# [Set exercise]
Retype all material exactly. Pictures stay out of the copy.

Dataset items
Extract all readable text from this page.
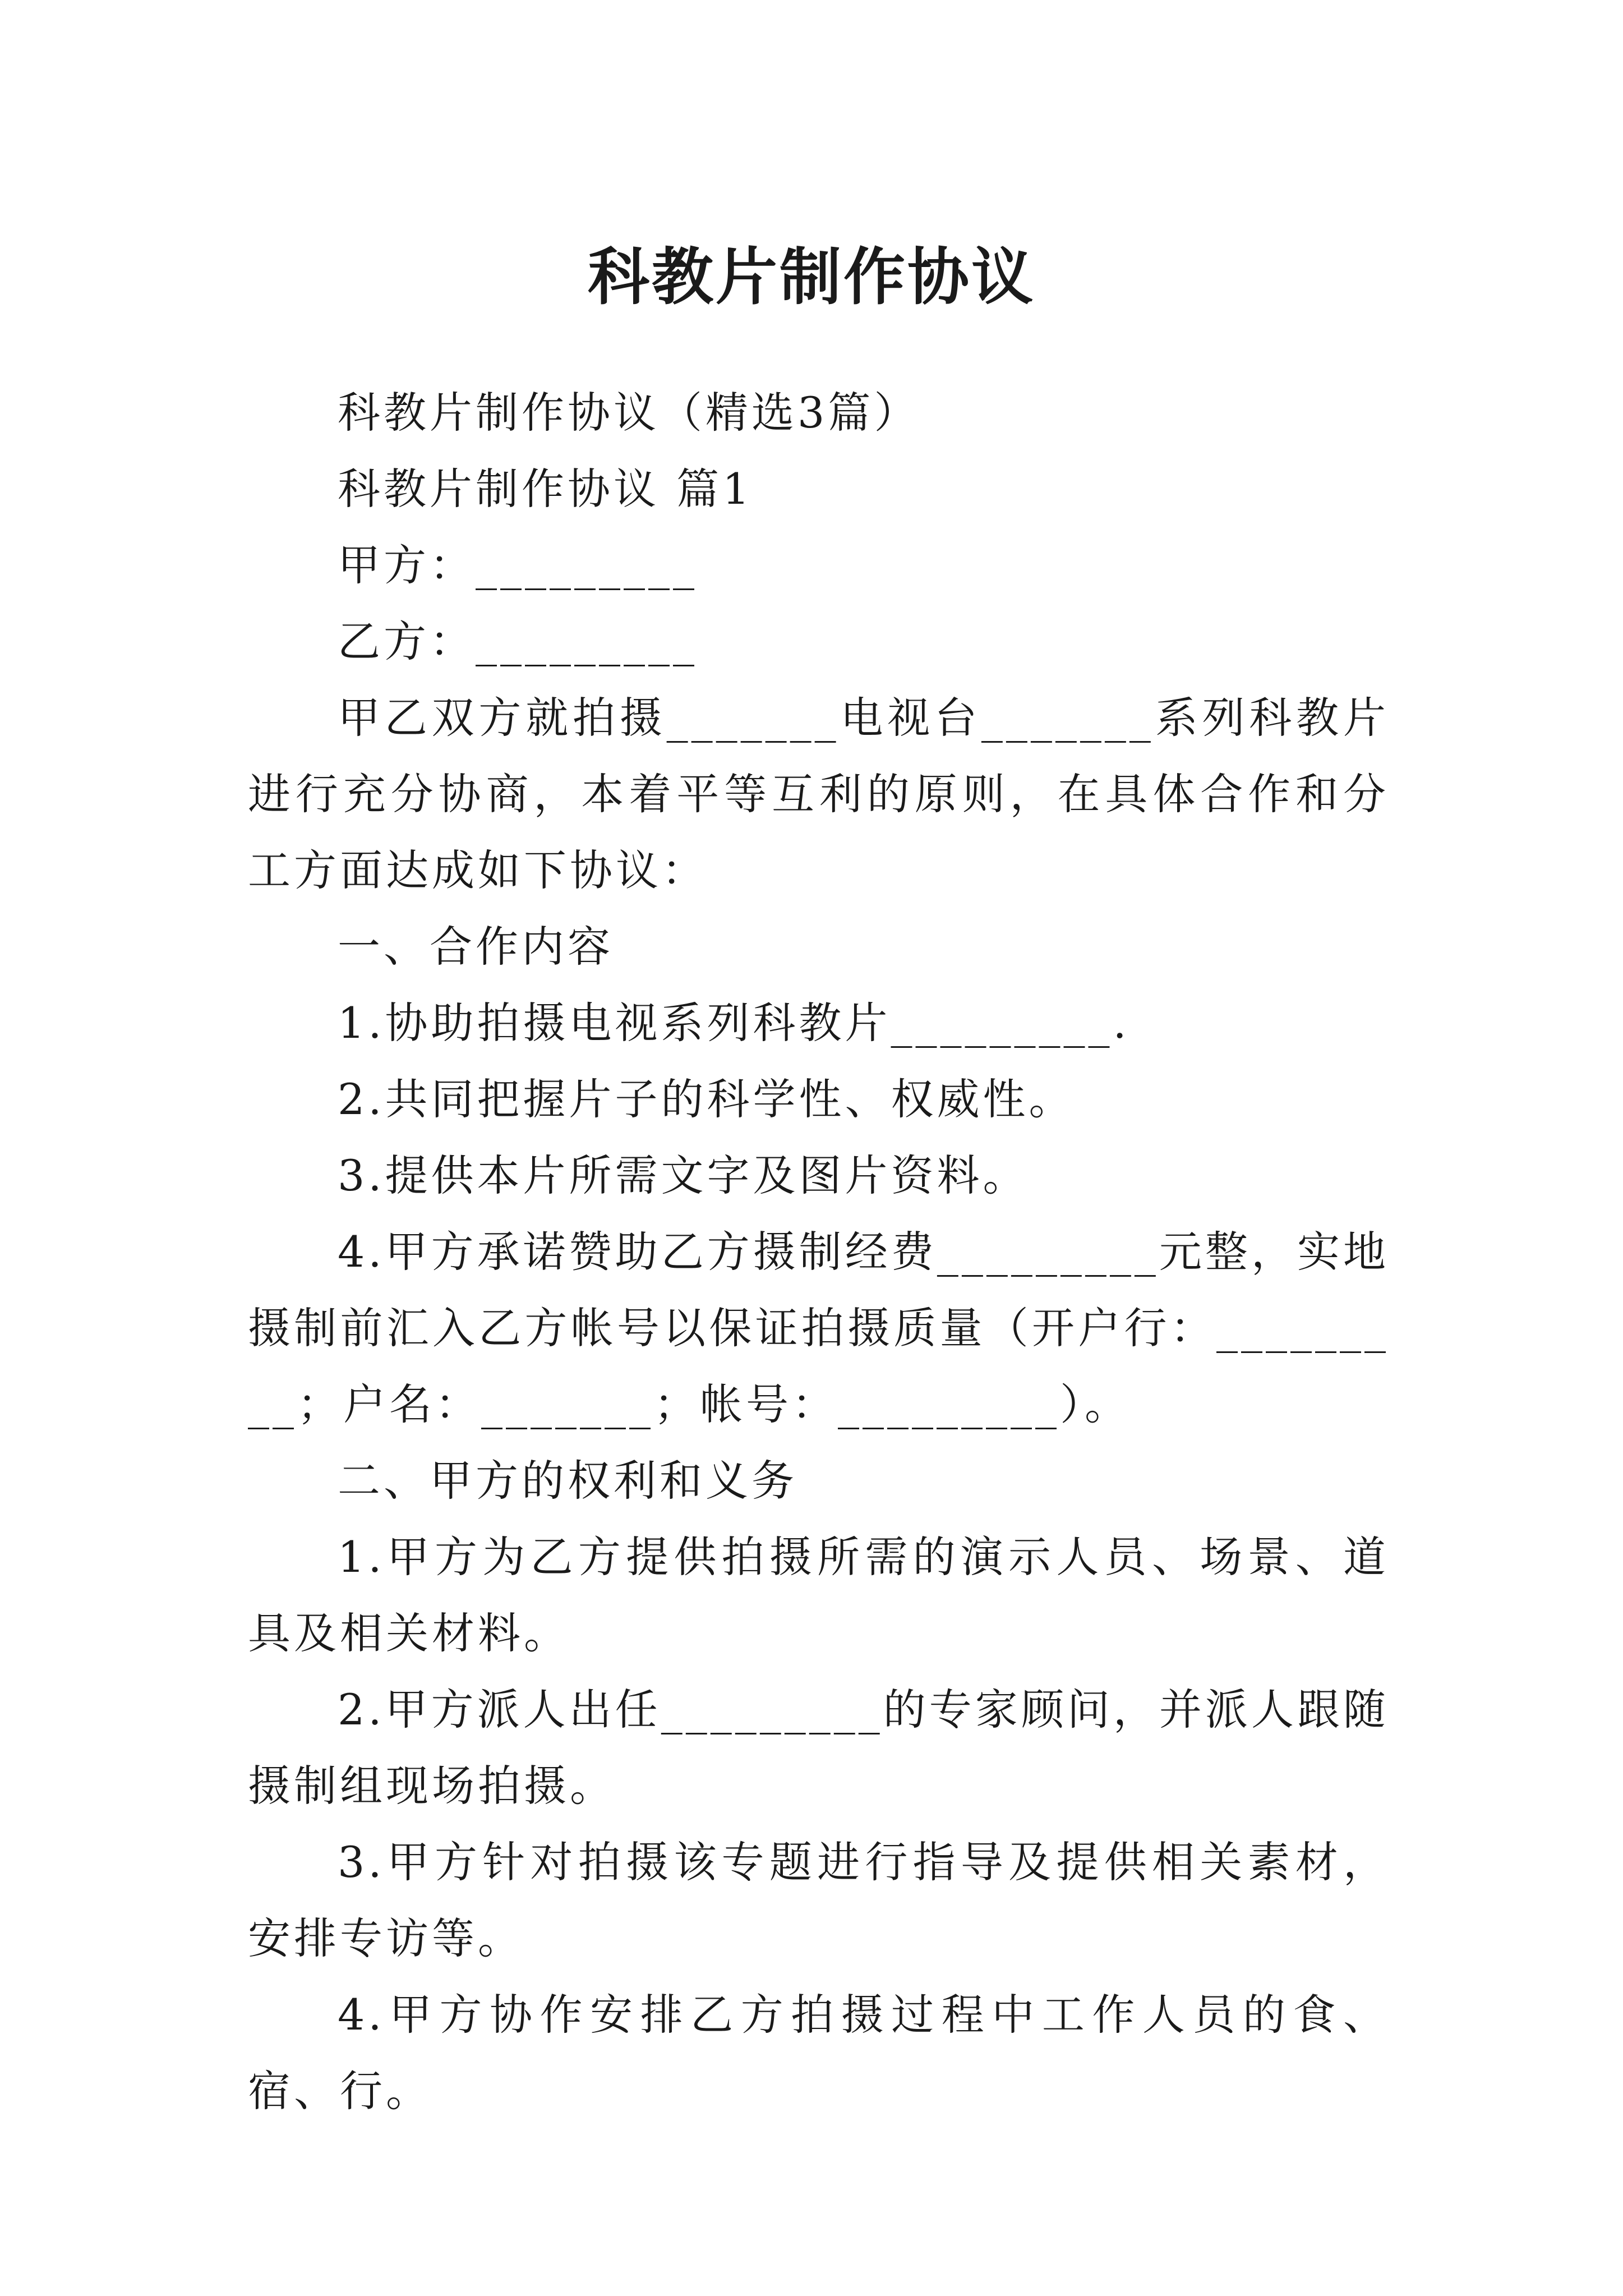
科教片制作协议

科教片制作协议（精选3篇）

科教片制作协议 篇1

甲方：_________

乙方：_________

甲乙双方就拍摄_______电视台_______系列科教片进行充分协商，本着平等互利的原则，在具体合作和分工方面达成如下协议：

一、合作内容

1.协助拍摄电视系列科教片_________.

2.共同把握片子的科学性、权威性。

3.提供本片所需文字及图片资料。

4.甲方承诺赞助乙方摄制经费_________元整，实地摄制前汇入乙方帐号以保证拍摄质量（开户行：_________；户名：_______；帐号：_________）。

二、甲方的权利和义务

1.甲方为乙方提供拍摄所需的演示人员、场景、道具及相关材料。

2.甲方派人出任_________的专家顾问，并派人跟随摄制组现场拍摄。

3.甲方针对拍摄该专题进行指导及提供相关素材，安排专访等。

4.甲方协作安排乙方拍摄过程中工作人员的食、宿、行。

# [Reply to the task]
Extract all readable text from this page.
科教片制作协议

科教片制作协议（精选3篇）

科教片制作协议 篇1

甲方：_________

乙方：_________

甲乙双方就拍摄_______电视台_______系列科教片进行充分协商，本着平等互利的原则，在具体合作和分工方面达成如下协议：

一、合作内容

1.协助拍摄电视系列科教片_________.

2.共同把握片子的科学性、权威性。

3.提供本片所需文字及图片资料。

4.甲方承诺赞助乙方摄制经费_________元整，实地摄制前汇入乙方帐号以保证拍摄质量（开户行：_________；户名：_______；帐号：_________）。

二、甲方的权利和义务

1.甲方为乙方提供拍摄所需的演示人员、场景、道具及相关材料。

2.甲方派人出任_________的专家顾问，并派人跟随摄制组现场拍摄。

3.甲方针对拍摄该专题进行指导及提供相关素材，安排专访等。

4.甲方协作安排乙方拍摄过程中工作人员的食、宿、行。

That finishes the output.